# [DATA SUPPLIED]
▬▬▬▬▬▬▬▬▬▬

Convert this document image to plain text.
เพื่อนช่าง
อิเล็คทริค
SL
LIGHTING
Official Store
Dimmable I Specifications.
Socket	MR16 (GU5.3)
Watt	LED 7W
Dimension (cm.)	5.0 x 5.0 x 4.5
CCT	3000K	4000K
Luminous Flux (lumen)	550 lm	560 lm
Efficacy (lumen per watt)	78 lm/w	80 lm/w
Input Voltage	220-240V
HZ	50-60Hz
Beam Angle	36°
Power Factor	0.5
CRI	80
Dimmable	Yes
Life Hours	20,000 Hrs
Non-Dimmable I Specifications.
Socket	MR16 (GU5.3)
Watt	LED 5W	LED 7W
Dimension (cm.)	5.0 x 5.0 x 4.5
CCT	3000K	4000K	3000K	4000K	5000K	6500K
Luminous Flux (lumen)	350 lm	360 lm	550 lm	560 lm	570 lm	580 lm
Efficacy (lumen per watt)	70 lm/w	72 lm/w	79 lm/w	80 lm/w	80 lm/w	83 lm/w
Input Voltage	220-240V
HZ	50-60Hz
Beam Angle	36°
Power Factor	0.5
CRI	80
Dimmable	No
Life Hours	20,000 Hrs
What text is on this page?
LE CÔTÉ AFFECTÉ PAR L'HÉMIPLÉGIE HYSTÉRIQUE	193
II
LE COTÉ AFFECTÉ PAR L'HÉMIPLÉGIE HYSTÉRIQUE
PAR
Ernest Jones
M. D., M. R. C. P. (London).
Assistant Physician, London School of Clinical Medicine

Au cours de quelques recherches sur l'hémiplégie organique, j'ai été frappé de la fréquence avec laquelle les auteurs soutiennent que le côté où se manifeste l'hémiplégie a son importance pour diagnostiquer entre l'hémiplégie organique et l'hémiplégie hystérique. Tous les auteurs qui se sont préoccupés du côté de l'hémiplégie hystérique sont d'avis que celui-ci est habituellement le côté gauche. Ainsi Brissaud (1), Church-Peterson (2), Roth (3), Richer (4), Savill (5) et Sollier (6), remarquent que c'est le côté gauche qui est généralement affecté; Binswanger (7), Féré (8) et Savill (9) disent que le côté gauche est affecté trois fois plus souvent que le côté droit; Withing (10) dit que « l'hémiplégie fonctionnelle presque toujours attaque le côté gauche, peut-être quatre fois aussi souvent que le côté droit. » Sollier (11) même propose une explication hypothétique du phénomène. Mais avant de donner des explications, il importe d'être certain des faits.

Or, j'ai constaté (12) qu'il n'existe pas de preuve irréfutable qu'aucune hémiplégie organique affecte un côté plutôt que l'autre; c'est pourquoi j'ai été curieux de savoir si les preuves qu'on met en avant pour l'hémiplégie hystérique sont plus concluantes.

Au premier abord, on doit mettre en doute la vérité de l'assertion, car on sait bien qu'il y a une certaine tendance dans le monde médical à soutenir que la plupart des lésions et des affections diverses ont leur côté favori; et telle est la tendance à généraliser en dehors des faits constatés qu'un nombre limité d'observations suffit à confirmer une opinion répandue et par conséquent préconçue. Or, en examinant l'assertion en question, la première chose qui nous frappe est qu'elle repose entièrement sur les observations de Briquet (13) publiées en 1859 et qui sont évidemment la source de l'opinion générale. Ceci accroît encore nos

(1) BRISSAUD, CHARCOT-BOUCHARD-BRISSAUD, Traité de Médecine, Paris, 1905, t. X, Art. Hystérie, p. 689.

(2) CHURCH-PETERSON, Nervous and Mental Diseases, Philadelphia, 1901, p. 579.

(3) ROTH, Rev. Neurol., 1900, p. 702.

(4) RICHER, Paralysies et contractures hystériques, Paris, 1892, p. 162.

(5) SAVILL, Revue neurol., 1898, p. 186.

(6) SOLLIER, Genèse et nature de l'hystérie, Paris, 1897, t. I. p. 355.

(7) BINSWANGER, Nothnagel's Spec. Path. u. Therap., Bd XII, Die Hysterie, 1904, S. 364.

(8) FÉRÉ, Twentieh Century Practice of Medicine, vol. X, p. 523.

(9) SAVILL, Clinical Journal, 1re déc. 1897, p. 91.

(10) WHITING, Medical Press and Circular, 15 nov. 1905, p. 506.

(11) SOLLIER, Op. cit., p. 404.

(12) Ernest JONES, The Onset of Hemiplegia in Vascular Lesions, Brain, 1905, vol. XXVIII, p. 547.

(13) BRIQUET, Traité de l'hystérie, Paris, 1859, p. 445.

▬▬▬▬▬▬▬▬▬▬

# [EXERCISE INSTRUCTIONS]
Transcribe the material above word for word.

# [FINISHED ANSWER]
Convert this document image to plain text.
เพื่อนช่าง
อิเล็คทริค
SL
LIGHTING
Official Store
Dimmable I Specifications.
Socket	MR16 (GU5.3)
Watt	LED 7W
Dimension (cm.)	5.0 x 5.0 x 4.5
CCT	3000K	4000K
Luminous Flux (lumen)	550 lm	560 lm
Efficacy (lumen per watt)	78 lm/w	80 lm/w
Input Voltage	220-240V
HZ	50-60Hz
Beam Angle	36°
Power Factor	0.5
CRI	80
Dimmable	Yes
Life Hours	20,000 Hrs
Non-Dimmable I Specifications.
Socket	MR16 (GU5.3)
Watt	LED 5W	LED 7W
Dimension (cm.)	5.0 x 5.0 x 4.5
CCT	3000K	4000K	3000K	4000K	5000K	6500K
Luminous Flux (lumen)	350 lm	360 lm	550 lm	560 lm	570 lm	580 lm
Efficacy (lumen per watt)	70 lm/w	72 lm/w	79 lm/w	80 lm/w	80 lm/w	83 lm/w
Input Voltage	220-240V
HZ	50-60Hz
Beam Angle	36°
Power Factor	0.5
CRI	80
Dimmable	No
Life Hours	20,000 Hrs
What text is on this page?
LE CÔTÉ AFFECTÉ PAR L'HÉMIPLÉGIE HYSTÉRIQUE	193
II
LE COTÉ AFFECTÉ PAR L'HÉMIPLÉGIE HYSTÉRIQUE
PAR
Ernest Jones
M. D., M. R. C. P. (London).
Assistant Physician, London School of Clinical Medicine

Au cours de quelques recherches sur l'hémiplégie organique, j'ai été frappé de la fréquence avec laquelle les auteurs soutiennent que le côté où se manifeste l'hémiplégie a son importance pour diagnostiquer entre l'hémiplégie organique et l'hémiplégie hystérique. Tous les auteurs qui se sont préoccupés du côté de l'hémiplégie hystérique sont d'avis que celui-ci est habituellement le côté gauche. Ainsi Brissaud (1), Church-Peterson (2), Roth (3), Richer (4), Savill (5) et Sollier (6), remarquent que c'est le côté gauche qui est généralement affecté; Binswanger (7), Féré (8) et Savill (9) disent que le côté gauche est affecté trois fois plus souvent que le côté droit; Withing (10) dit que « l'hémiplégie fonctionnelle presque toujours attaque le côté gauche, peut-être quatre fois aussi souvent que le côté droit. » Sollier (11) même propose une explication hypothétique du phénomène. Mais avant de donner des explications, il importe d'être certain des faits.

Or, j'ai constaté (12) qu'il n'existe pas de preuve irréfutable qu'aucune hémiplégie organique affecte un côté plutôt que l'autre; c'est pourquoi j'ai été curieux de savoir si les preuves qu'on met en avant pour l'hémiplégie hystérique sont plus concluantes.

Au premier abord, on doit mettre en doute la vérité de l'assertion, car on sait bien qu'il y a une certaine tendance dans le monde médical à soutenir que la plupart des lésions et des affections diverses ont leur côté favori; et telle est la tendance à généraliser en dehors des faits constatés qu'un nombre limité d'observations suffit à confirmer une opinion répandue et par conséquent préconçue. Or, en examinant l'assertion en question, la première chose qui nous frappe est qu'elle repose entièrement sur les observations de Briquet (13) publiées en 1859 et qui sont évidemment la source de l'opinion générale. Ceci accroît encore nos

(1) BRISSAUD, CHARCOT-BOUCHARD-BRISSAUD, Traité de Médecine, Paris, 1905, t. X, Art. Hystérie, p. 689.

(2) CHURCH-PETERSON, Nervous and Mental Diseases, Philadelphia, 1901, p. 579.

(3) ROTH, Rev. Neurol., 1900, p. 702.

(4) RICHER, Paralysies et contractures hystériques, Paris, 1892, p. 162.

(5) SAVILL, Revue neurol., 1898, p. 186.

(6) SOLLIER, Genèse et nature de l'hystérie, Paris, 1897, t. I. p. 355.

(7) BINSWANGER, Nothnagel's Spec. Path. u. Therap., Bd XII, Die Hysterie, 1904, S. 364.

(8) FÉRÉ, Twentieh Century Practice of Medicine, vol. X, p. 523.

(9) SAVILL, Clinical Journal, 1re déc. 1897, p. 91.

(10) WHITING, Medical Press and Circular, 15 nov. 1905, p. 506.

(11) SOLLIER, Op. cit., p. 404.

(12) Ernest JONES, The Onset of Hemiplegia in Vascular Lesions, Brain, 1905, vol. XXVIII, p. 547.

(13) BRIQUET, Traité de l'hystérie, Paris, 1859, p. 445.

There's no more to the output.